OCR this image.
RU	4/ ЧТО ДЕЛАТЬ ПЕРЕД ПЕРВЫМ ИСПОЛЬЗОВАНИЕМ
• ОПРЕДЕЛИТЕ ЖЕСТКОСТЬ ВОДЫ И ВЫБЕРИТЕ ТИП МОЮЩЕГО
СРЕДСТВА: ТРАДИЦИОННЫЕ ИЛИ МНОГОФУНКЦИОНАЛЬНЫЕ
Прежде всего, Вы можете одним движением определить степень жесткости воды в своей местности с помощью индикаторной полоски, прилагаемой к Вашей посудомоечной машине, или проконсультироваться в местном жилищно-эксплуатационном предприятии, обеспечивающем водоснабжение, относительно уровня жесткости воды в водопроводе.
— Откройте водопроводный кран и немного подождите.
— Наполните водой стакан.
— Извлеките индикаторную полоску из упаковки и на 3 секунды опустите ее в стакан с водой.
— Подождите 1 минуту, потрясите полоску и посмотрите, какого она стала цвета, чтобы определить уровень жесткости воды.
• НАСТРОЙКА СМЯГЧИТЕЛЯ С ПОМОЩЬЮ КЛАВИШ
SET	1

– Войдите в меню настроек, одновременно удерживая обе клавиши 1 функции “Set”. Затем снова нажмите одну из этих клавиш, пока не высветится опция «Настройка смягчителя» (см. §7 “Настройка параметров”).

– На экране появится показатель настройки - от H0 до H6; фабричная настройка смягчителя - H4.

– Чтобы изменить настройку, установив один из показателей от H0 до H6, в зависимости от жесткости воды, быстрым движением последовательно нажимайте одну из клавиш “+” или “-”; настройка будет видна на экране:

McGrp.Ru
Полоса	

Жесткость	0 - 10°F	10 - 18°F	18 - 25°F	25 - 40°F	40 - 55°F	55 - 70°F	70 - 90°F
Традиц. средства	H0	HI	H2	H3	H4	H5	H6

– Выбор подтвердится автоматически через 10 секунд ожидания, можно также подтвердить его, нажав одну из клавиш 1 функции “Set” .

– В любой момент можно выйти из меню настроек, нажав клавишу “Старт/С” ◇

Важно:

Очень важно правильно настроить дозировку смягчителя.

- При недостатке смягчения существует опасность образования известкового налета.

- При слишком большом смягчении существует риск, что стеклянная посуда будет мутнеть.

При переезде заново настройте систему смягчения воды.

Exercise description | In the records above, find each line that holds the word "существует"; copy all such lines.

Answer |
- При недостатке смягчения существует опасность образования известкового налета.
- При слишком большом смягчении существует риск, что стеклянная посуда будет мутнеть.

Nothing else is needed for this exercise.